(Entries from a dataset of interfaces)
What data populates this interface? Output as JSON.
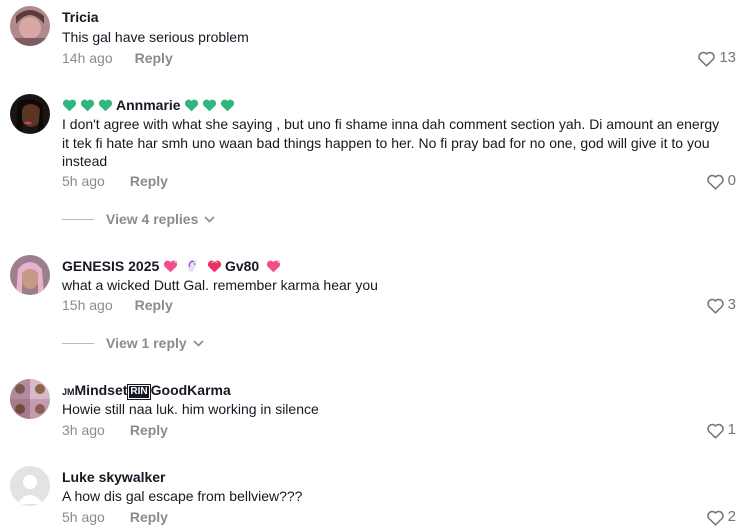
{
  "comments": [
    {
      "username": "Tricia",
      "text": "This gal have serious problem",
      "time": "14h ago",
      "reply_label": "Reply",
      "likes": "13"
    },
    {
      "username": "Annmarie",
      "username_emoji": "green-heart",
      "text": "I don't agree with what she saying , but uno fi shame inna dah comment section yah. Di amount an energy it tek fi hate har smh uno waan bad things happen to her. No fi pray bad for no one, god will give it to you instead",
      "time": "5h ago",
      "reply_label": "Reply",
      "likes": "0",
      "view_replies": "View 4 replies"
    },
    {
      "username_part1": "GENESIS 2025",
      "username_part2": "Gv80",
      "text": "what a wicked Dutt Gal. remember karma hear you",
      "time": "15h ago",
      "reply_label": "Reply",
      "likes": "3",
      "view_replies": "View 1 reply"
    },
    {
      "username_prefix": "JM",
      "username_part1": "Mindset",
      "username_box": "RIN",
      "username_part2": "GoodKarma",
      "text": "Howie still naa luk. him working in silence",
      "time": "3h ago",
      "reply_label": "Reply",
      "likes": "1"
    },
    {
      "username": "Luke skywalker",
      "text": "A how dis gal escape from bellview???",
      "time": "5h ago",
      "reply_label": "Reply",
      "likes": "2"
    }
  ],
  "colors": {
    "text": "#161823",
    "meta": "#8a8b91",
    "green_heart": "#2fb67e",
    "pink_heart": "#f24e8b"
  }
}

==

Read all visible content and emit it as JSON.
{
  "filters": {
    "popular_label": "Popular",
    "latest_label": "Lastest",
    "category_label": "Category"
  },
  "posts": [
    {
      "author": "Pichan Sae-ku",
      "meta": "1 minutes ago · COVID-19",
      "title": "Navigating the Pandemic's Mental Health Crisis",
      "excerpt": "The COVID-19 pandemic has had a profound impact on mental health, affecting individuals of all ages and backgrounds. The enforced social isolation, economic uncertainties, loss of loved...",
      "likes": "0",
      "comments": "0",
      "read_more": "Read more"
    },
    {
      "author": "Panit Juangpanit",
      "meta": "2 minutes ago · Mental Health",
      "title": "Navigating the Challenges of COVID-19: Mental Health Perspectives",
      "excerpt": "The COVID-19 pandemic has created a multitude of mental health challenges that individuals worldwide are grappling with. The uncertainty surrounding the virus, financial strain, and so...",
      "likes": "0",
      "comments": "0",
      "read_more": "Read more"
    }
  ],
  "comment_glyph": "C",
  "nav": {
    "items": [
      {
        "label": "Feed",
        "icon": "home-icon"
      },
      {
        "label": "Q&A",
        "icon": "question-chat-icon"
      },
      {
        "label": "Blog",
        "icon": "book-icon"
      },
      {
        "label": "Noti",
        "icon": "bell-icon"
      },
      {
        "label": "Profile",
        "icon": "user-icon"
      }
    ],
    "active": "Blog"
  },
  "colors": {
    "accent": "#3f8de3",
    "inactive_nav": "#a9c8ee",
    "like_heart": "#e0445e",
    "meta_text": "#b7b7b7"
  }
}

§ What the task requires:
Of the lines in the data, report each one containing the string "author".

§ Written response:
      "author": "Pichan Sae-ku",
      "author": "Panit Juangpanit",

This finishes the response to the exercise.